▸ Problem A: Duplicate the records from their start through the line containing "path-text: D:\jdk1.8.0_65 —", including both of those lines.

— Start Source excerpt —

With these expressions for \(y\text{,}\) \(P\) and \(Q\text{,}\) I put it all together into the original DE.

\begin{align*} \sum_{n=0}^\infty c_n (n+r) (n+r-1) t^{n+r-2} + P(t) \sum_{n=0}^\infty c_n (n+r) t^{n+r-1} \amp \\ + Q(t) \sum_{n=0}^\infty c_n t^{n+r} \amp = 0\\ \sum_{n=0}^\infty c_n (n+r) (n+r-1) t^{n+r-2} \amp \\ + \left(\frac{p_{-1}}{t} + \sum_{n=0}^\infty p_n t^n \right) \sum_{n=0}^\infty c_n (n+r) t^{n+r-1} \amp\\ + \left( \frac{q_{-2}}{t^2} + \frac{q_{-1}}{t} + \sum_{n=0}^\infty q_n t^n \right) \sum_{n=0}^\infty c_n t^{n+r} \amp = 0 \end{align*}

This is quite a mess: I have \(r\) to determine as well as the series coefficients. However, I can focus on the coefficient of the leading term (\(t^{r-2}\)).

\begin{align*} r(r-1) c_0 t^{r-2} + \frac{p_{-1}}{t} r c_0 t^{r-1} + \frac{q_{-2}}{t^2} c_0 t^r \amp = 0\\ (r(r-1) + p_{-1} r + q_{-2} c_0 t^{r-2} \amp = 0\\ r(r-1) + p_{-1}r + q_{-2} \amp = 0 \end{align*}

The division in the last steps relies on the assumption that \(c_0 \neq 0\text{.}\) This assumption is necessary for the Method of Frobenius to work.

Definition 4.5.7.

The quadratic

\begin{equation*} r(r-1) + p_{-1}r + q_{-2} = 0 \end{equation*}

is called the indicial equation.

So, before I proceed to find the recurrence relations and the series coefficients, I use this equation to determine \(r\text{.}\) After finding \(r\text{,}\) the method looks very similar to solutions at ordinary points. If there are two real roots of the indicial equation, is seems I’ll have to repeat the same process for each root. However, in practice, I can leave \(r\) undetermined and do the process once, only inserting a value for \(r\) quite late in the process.

Subsection 4.5.3 Examples

Example 4.5.8.

— End Source excerpt —
— Start Material provided —

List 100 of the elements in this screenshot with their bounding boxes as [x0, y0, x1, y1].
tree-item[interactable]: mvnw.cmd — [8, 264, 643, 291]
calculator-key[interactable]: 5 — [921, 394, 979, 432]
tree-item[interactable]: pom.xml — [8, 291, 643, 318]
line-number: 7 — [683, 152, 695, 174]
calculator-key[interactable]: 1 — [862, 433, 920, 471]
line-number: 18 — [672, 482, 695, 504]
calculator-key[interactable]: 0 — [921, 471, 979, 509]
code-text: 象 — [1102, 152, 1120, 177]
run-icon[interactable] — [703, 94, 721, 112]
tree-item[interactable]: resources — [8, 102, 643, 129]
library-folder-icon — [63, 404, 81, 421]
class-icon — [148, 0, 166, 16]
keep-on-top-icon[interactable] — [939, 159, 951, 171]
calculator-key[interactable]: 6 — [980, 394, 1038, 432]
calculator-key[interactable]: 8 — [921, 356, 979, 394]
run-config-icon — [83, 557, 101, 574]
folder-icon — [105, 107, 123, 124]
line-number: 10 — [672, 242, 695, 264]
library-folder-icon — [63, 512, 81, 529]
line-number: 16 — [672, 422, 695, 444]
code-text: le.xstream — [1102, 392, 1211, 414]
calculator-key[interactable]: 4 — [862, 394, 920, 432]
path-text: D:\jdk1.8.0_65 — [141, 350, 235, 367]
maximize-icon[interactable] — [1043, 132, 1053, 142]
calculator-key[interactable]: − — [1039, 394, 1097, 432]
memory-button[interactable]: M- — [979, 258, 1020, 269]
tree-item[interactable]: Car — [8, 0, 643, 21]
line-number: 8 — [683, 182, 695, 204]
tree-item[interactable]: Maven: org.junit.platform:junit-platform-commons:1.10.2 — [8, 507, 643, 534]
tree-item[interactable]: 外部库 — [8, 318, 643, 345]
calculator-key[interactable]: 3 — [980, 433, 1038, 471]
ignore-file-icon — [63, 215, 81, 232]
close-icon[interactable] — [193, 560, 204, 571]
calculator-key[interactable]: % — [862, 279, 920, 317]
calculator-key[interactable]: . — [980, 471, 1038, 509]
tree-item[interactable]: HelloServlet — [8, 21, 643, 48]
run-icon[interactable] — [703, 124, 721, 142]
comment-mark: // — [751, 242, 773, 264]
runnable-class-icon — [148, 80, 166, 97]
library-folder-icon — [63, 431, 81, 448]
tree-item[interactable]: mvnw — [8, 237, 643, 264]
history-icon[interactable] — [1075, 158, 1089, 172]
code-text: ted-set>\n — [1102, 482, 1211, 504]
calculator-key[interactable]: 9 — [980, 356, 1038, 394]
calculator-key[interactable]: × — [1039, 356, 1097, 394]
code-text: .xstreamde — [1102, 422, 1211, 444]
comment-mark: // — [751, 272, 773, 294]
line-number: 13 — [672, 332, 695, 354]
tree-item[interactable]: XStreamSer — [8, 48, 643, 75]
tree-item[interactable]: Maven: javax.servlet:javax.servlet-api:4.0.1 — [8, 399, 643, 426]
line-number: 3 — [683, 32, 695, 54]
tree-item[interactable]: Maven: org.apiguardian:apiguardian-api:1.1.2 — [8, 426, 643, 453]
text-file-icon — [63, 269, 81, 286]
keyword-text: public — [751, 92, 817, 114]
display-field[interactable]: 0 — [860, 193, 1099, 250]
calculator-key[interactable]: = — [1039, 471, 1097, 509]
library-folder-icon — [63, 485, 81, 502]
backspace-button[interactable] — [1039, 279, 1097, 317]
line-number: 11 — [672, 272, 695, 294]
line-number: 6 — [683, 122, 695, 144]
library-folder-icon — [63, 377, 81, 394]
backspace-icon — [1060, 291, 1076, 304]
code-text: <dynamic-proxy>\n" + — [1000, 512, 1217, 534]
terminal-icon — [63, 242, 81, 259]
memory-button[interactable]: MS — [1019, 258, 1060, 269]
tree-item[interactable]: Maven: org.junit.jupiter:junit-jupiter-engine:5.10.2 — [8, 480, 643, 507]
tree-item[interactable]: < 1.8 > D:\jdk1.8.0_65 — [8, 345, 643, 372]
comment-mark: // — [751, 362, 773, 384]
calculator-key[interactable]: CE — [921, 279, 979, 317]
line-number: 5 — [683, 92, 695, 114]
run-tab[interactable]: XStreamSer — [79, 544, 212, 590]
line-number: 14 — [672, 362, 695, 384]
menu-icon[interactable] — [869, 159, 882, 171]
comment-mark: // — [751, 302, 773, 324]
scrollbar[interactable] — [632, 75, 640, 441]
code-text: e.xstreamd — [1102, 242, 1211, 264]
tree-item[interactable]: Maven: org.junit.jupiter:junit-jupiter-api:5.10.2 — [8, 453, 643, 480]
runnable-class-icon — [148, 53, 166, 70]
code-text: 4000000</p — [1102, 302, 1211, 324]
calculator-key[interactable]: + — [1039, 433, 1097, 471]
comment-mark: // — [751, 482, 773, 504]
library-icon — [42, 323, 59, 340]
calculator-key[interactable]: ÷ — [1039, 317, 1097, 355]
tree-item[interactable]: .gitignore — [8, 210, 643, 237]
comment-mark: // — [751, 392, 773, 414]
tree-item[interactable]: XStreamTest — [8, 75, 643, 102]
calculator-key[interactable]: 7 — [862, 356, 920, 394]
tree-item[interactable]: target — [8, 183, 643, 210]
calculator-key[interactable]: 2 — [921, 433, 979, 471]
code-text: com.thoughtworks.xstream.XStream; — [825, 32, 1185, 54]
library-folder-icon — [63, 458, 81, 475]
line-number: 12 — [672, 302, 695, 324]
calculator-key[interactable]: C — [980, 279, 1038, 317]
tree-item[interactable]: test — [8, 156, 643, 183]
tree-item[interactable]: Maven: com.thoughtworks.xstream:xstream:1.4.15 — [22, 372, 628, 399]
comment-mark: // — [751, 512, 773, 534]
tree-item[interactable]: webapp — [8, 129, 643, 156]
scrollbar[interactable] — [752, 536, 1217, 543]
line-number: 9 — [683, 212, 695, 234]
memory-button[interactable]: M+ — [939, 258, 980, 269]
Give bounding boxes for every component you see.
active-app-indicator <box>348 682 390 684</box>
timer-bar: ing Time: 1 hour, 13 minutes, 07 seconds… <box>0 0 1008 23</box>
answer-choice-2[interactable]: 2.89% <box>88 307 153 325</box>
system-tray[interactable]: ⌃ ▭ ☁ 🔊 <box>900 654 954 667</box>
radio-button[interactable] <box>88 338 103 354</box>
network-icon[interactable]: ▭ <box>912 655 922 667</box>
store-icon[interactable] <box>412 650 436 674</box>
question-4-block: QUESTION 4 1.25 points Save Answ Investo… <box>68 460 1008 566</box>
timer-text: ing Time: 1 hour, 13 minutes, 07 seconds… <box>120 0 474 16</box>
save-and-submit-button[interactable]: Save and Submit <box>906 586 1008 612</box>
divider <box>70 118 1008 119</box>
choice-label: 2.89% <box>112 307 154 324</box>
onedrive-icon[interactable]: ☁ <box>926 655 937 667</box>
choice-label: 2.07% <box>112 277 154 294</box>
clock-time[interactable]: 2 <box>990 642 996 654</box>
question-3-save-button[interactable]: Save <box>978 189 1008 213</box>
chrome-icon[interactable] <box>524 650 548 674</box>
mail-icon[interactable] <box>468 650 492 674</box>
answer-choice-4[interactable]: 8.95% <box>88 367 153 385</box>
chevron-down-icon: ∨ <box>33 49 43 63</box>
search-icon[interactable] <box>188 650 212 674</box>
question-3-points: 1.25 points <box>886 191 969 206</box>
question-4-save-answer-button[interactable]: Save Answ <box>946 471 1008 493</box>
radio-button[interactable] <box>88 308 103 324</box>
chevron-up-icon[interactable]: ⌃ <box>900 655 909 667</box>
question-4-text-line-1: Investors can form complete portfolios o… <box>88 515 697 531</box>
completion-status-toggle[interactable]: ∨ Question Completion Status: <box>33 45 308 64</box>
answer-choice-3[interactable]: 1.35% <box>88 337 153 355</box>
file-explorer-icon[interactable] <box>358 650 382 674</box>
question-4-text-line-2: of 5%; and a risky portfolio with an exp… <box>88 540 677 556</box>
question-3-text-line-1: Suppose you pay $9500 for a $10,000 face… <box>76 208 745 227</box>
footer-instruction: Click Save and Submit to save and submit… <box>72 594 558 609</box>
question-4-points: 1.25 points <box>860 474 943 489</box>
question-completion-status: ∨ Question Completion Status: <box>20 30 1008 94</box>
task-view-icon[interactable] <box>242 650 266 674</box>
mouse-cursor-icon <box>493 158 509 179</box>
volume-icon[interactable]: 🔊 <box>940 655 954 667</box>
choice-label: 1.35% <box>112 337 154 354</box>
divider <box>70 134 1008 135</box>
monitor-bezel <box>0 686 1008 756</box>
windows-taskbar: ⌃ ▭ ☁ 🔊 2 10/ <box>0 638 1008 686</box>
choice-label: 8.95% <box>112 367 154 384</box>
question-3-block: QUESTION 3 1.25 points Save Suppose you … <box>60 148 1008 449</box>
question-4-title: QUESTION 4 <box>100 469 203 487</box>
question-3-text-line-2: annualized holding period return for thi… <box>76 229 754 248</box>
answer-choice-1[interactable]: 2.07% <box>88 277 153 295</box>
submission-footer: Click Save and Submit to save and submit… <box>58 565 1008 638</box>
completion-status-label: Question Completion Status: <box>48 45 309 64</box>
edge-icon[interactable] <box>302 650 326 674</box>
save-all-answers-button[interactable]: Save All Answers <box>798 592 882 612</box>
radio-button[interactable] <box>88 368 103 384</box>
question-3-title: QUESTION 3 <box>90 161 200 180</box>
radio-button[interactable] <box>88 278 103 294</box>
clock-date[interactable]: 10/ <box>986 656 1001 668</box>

— End Material provided —

▸ Problem B: According to the excerpt on the Method of Frobenius, what assumption does the division in the last steps rely on?

▸ Written reply A:
List 100 of the elements in this screenshot with their bounding boxes as [x0, y0, x1, y1].
tree-item[interactable]: mvnw.cmd — [8, 264, 643, 291]
calculator-key[interactable]: 5 — [921, 394, 979, 432]
tree-item[interactable]: pom.xml — [8, 291, 643, 318]
line-number: 7 — [683, 152, 695, 174]
calculator-key[interactable]: 1 — [862, 433, 920, 471]
line-number: 18 — [672, 482, 695, 504]
calculator-key[interactable]: 0 — [921, 471, 979, 509]
code-text: 象 — [1102, 152, 1120, 177]
run-icon[interactable] — [703, 94, 721, 112]
tree-item[interactable]: resources — [8, 102, 643, 129]
library-folder-icon — [63, 404, 81, 421]
class-icon — [148, 0, 166, 16]
keep-on-top-icon[interactable] — [939, 159, 951, 171]
calculator-key[interactable]: 6 — [980, 394, 1038, 432]
calculator-key[interactable]: 8 — [921, 356, 979, 394]
run-config-icon — [83, 557, 101, 574]
folder-icon — [105, 107, 123, 124]
line-number: 10 — [672, 242, 695, 264]
library-folder-icon — [63, 512, 81, 529]
line-number: 16 — [672, 422, 695, 444]
code-text: le.xstream — [1102, 392, 1211, 414]
calculator-key[interactable]: 4 — [862, 394, 920, 432]
path-text: D:\jdk1.8.0_65 — [141, 350, 235, 367]

▸ Written reply B: It relies on the assumption that c₀ ≠ 0.